EXCERPTED DATA:

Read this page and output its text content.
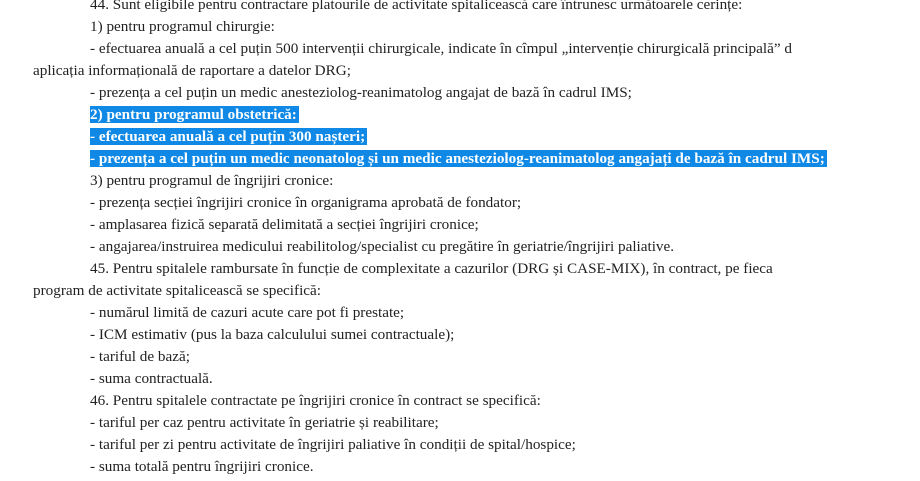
44. Sunt eligibile pentru contractare platourile de activitate spitalicească care întrunesc următoarele cerințe:
1) pentru programul chirurgie:
- efectuarea anuală a cel puțin 500 intervenții chirurgicale, indicate în cîmpul „intervenție chirurgicală principală” d
aplicația informațională de raportare a datelor DRG;
- prezența a cel puțin un medic anesteziolog-reanimatolog angajat de bază în cadrul IMS;
2) pentru programul obstetrică:
- efectuarea anuală a cel puțin 300 nașteri;
- prezența a cel puțin un medic neonatolog și un medic anesteziolog-reanimatolog angajați de bază în cadrul IMS;
3) pentru programul de îngrijiri cronice:
- prezența secției îngrijiri cronice în organigrama aprobată de fondator;
- amplasarea fizică separată delimitată a secției îngrijiri cronice;
- angajarea/instruirea medicului reabilitolog/specialist cu pregătire în geriatrie/îngrijiri paliative.
45. Pentru spitalele rambursate în funcție de complexitate a cazurilor (DRG și CASE-MIX), în contract, pe fieca
program de activitate spitalicească se specifică:
- numărul limită de cazuri acute care pot fi prestate;
- ICM estimativ (pus la baza calculului sumei contractuale);
- tariful de bază;
- suma contractuală.
46. Pentru spitalele contractate pe îngrijiri cronice în contract se specifică:
- tariful per caz pentru activitate în geriatrie și reabilitare;
- tariful per zi pentru activitate de îngrijiri paliative în condiții de spital/hospice;
- suma totală pentru îngrijiri cronice.
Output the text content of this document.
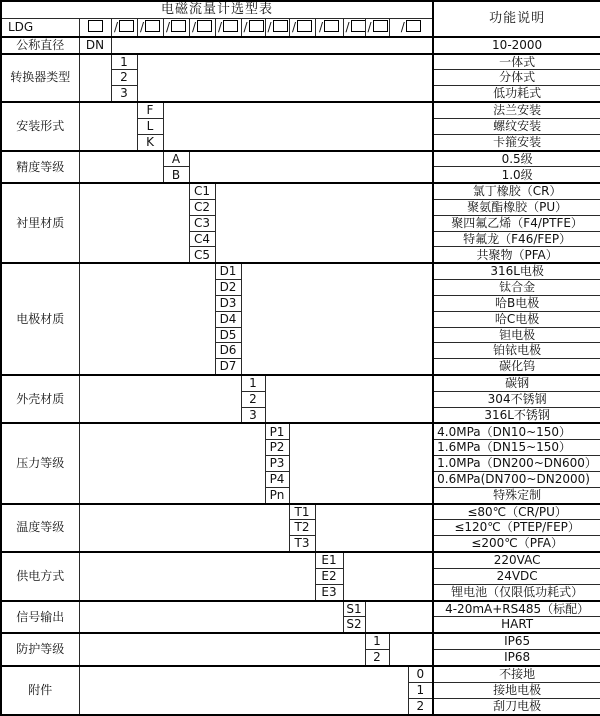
电磁流量计选型表															功能说明
LDG		/	/	/	/	/	/	/	/	/	/	/	/		
公称直径	DN														10-2000
转换器类型		1													一体式
		2													分体式
		3													低功耗式
安装形式			F												法兰安装
			L												螺纹安装
			K												卡箍安装
精度等级				A											0.5级
				B											1.0级
衬里材质					C1										氯丁橡胶（CR）
					C2										聚氨酯橡胶（PU）
					C3										聚四氟乙烯（F4/PTFE）
					C4										特氟龙（F46/FEP）
					C5										共聚物（PFA）
电极材质						D1									316L电极
						D2									钛合金
						D3									哈B电极
						D4									哈C电极
						D5									钽电极
						D6									铂铱电极
						D7									碳化钨
外壳材质							1								碳钢
							2								304不锈钢
							3								316L不锈钢
压力等级								P1							4.0MPa（DN10~150）
								P2							1.6MPa（DN15~150）
								P3							1.0MPa（DN200~DN600）
								P4							0.6MPa(DN700~DN2000)
								Pn							特殊定制
温度等级									T1						≤80℃（CR/PU）
									T2						≤120℃（PTEP/FEP）
									T3						≤200℃（PFA）
供电方式										E1					220VAC
										E2					24VDC
										E3					锂电池（仅限低功耗式）
信号输出											S1				4-20mA+RS485（标配）
											S2				HART
防护等级												1			IP65
												2			IP68
附件														0	不接地
														1	接地电极
														2	刮刀电极
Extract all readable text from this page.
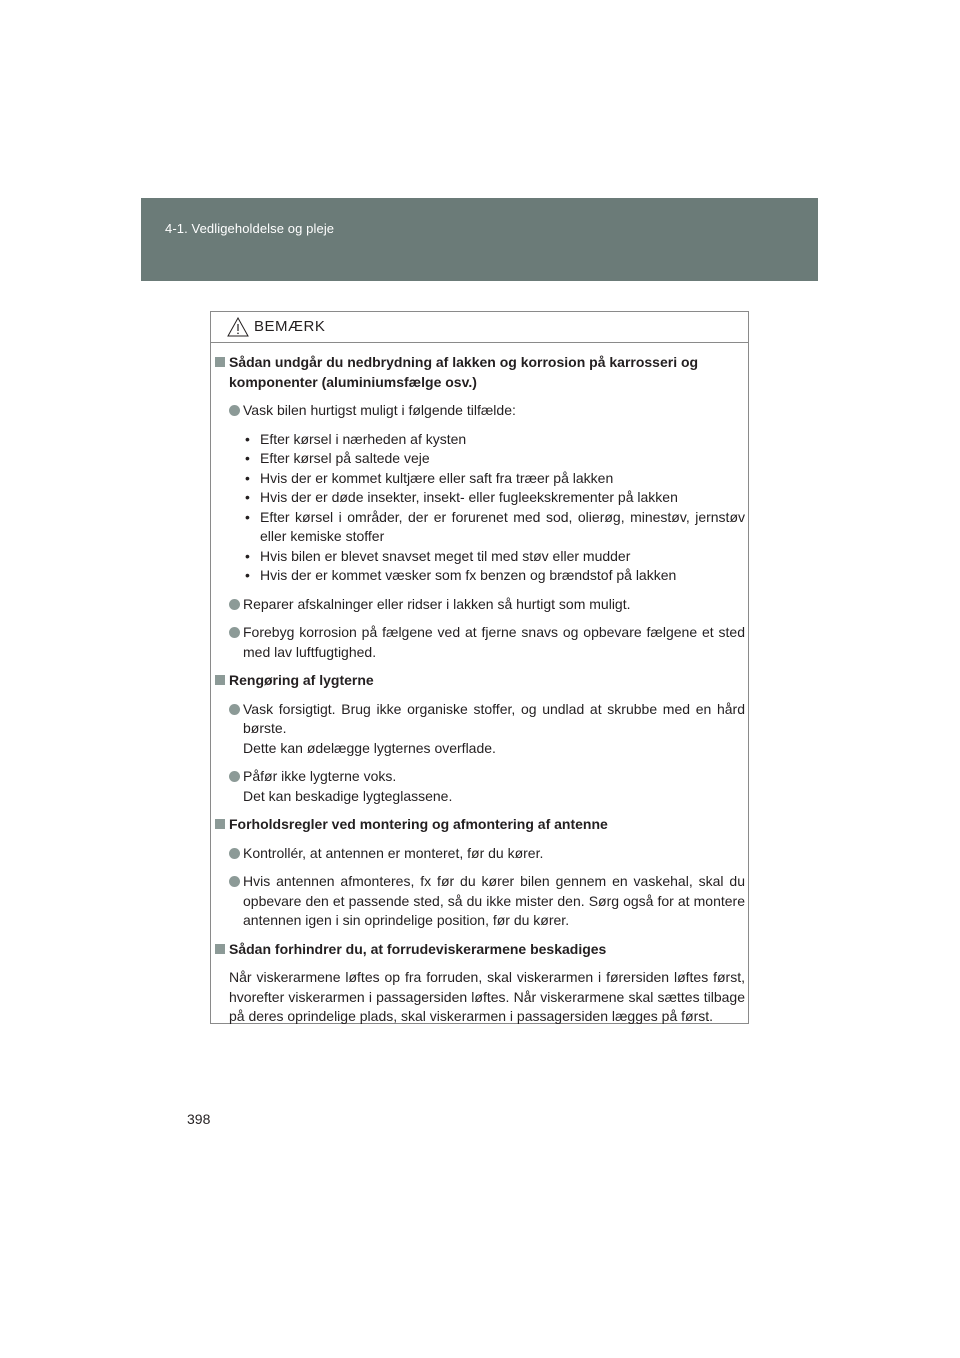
4-1. Vedligeholdelse og pleje
BEMÆRK
Sådan undgår du nedbrydning af lakken og korrosion på karrosseri og komponenter (aluminiumsfælge osv.)
Vask bilen hurtigst muligt i følgende tilfælde:
• Efter kørsel i nærheden af kysten
• Efter kørsel på saltede veje
• Hvis der er kommet kultjære eller saft fra træer på lakken
• Hvis der er døde insekter, insekt- eller fugleekskrementer på lakken
• Efter kørsel i områder, der er forurenet med sod, olierøg, minestøv, jernstøv eller kemiske stoffer
• Hvis bilen er blevet snavset meget til med støv eller mudder
• Hvis der er kommet væsker som fx benzen og brændstof på lakken
Reparer afskalninger eller ridser i lakken så hurtigt som muligt.
Forebyg korrosion på fælgene ved at fjerne snavs og opbevare fælgene et sted med lav luftfugtighed.
Rengøring af lygterne
Vask forsigtigt. Brug ikke organiske stoffer, og undlad at skrubbe med en hård børste.
Dette kan ødelægge lygternes overflade.
Påfør ikke lygterne voks.
Det kan beskadige lygteglassene.
Forholdsregler ved montering og afmontering af antenne
Kontrollér, at antennen er monteret, før du kører.
Hvis antennen afmonteres, fx før du kører bilen gennem en vaskehal, skal du opbevare den et passende sted, så du ikke mister den. Sørg også for at montere antennen igen i sin oprindelige position, før du kører.
Sådan forhindrer du, at forrudeviskerarmene beskadiges
Når viskerarmene løftes op fra forruden, skal viskerarmen i førersiden løftes først, hvorefter viskerarmen i passagersiden løftes. Når viskerarmene skal sættes tilbage på deres oprindelige plads, skal viskerarmen i passagersiden lægges på først.
398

WHAT IS ASKED: Pictures are to be left out; the records above must be repeated word for word.

IN RESPONSE:
Read this page and output its text content.
44. Sunt eligibile pentru contractare platourile de activitate spitalicească care întrunesc următoarele cerințe:
1) pentru programul chirurgie:
- efectuarea anuală a cel puțin 500 intervenții chirurgicale, indicate în cîmpul „intervenție chirurgicală principală” d
aplicația informațională de raportare a datelor DRG;
- prezența a cel puțin un medic anesteziolog-reanimatolog angajat de bază în cadrul IMS;
2) pentru programul obstetrică:
- efectuarea anuală a cel puțin 300 nașteri;
- prezența a cel puțin un medic neonatolog și un medic anesteziolog-reanimatolog angajați de bază în cadrul IMS;
3) pentru programul de îngrijiri cronice:
- prezența secției îngrijiri cronice în organigrama aprobată de fondator;
- amplasarea fizică separată delimitată a secției îngrijiri cronice;
- angajarea/instruirea medicului reabilitolog/specialist cu pregătire în geriatrie/îngrijiri paliative.
45. Pentru spitalele rambursate în funcție de complexitate a cazurilor (DRG și CASE-MIX), în contract, pe fieca
program de activitate spitalicească se specifică:
- numărul limită de cazuri acute care pot fi prestate;
- ICM estimativ (pus la baza calculului sumei contractuale);
- tariful de bază;
- suma contractuală.
46. Pentru spitalele contractate pe îngrijiri cronice în contract se specifică:
- tariful per caz pentru activitate în geriatrie și reabilitare;
- tariful per zi pentru activitate de îngrijiri paliative în condiții de spital/hospice;
- suma totală pentru îngrijiri cronice.
Output the text content of this document.
电磁流量计选型表															功能说明
LDG		/	/	/	/	/	/	/	/	/	/	/	/		
公称直径	DN														10-2000
转换器类型		1													一体式
		2													分体式
		3													低功耗式
安装形式			F												法兰安装
			L												螺纹安装
			K												卡箍安装
精度等级				A											0.5级
				B											1.0级
衬里材质					C1										氯丁橡胶（CR）
					C2										聚氨酯橡胶（PU）
					C3										聚四氟乙烯（F4/PTFE）
					C4										特氟龙（F46/FEP）
					C5										共聚物（PFA）
电极材质						D1									316L电极
						D2									钛合金
						D3									哈B电极
						D4									哈C电极
						D5									钽电极
						D6									铂铱电极
						D7									碳化钨
外壳材质							1								碳钢
							2								304不锈钢
							3								316L不锈钢
压力等级								P1							4.0MPa（DN10~150）
								P2							1.6MPa（DN15~150）
								P3							1.0MPa（DN200~DN600）
								P4							0.6MPa(DN700~DN2000)
								Pn							特殊定制
温度等级									T1						≤80℃（CR/PU）
									T2						≤120℃（PTEP/FEP）
									T3						≤200℃（PFA）
供电方式										E1					220VAC
										E2					24VDC
										E3					锂电池（仅限低功耗式）
信号输出											S1				4-20mA+RS485（标配）
											S2				HART
防护等级												1			IP65
												2			IP68
附件														0	不接地
														1	接地电极
														2	刮刀电极
Extract all readable text from this page.
4-1. Vedligeholdelse og pleje
BEMÆRK
Sådan undgår du nedbrydning af lakken og korrosion på karrosseri og komponenter (aluminiumsfælge osv.)
Vask bilen hurtigst muligt i følgende tilfælde:
• Efter kørsel i nærheden af kysten
• Efter kørsel på saltede veje
• Hvis der er kommet kultjære eller saft fra træer på lakken
• Hvis der er døde insekter, insekt- eller fugleekskrementer på lakken
• Efter kørsel i områder, der er forurenet med sod, olierøg, minestøv, jernstøv eller kemiske stoffer
• Hvis bilen er blevet snavset meget til med støv eller mudder
• Hvis der er kommet væsker som fx benzen og brændstof på lakken
Reparer afskalninger eller ridser i lakken så hurtigt som muligt.
Forebyg korrosion på fælgene ved at fjerne snavs og opbevare fælgene et sted med lav luftfugtighed.
Rengøring af lygterne
Vask forsigtigt. Brug ikke organiske stoffer, og undlad at skrubbe med en hård børste.
Dette kan ødelægge lygternes overflade.
Påfør ikke lygterne voks.
Det kan beskadige lygteglassene.
Forholdsregler ved montering og afmontering af antenne
Kontrollér, at antennen er monteret, før du kører.
Hvis antennen afmonteres, fx før du kører bilen gennem en vaskehal, skal du opbevare den et passende sted, så du ikke mister den. Sørg også for at montere antennen igen i sin oprindelige position, før du kører.
Sådan forhindrer du, at forrudeviskerarmene beskadiges
Når viskerarmene løftes op fra forruden, skal viskerarmen i førersiden løftes først, hvorefter viskerarmen i passagersiden løftes. Når viskerarmene skal sættes tilbage på deres oprindelige plads, skal viskerarmen i passagersiden lægges på først.
398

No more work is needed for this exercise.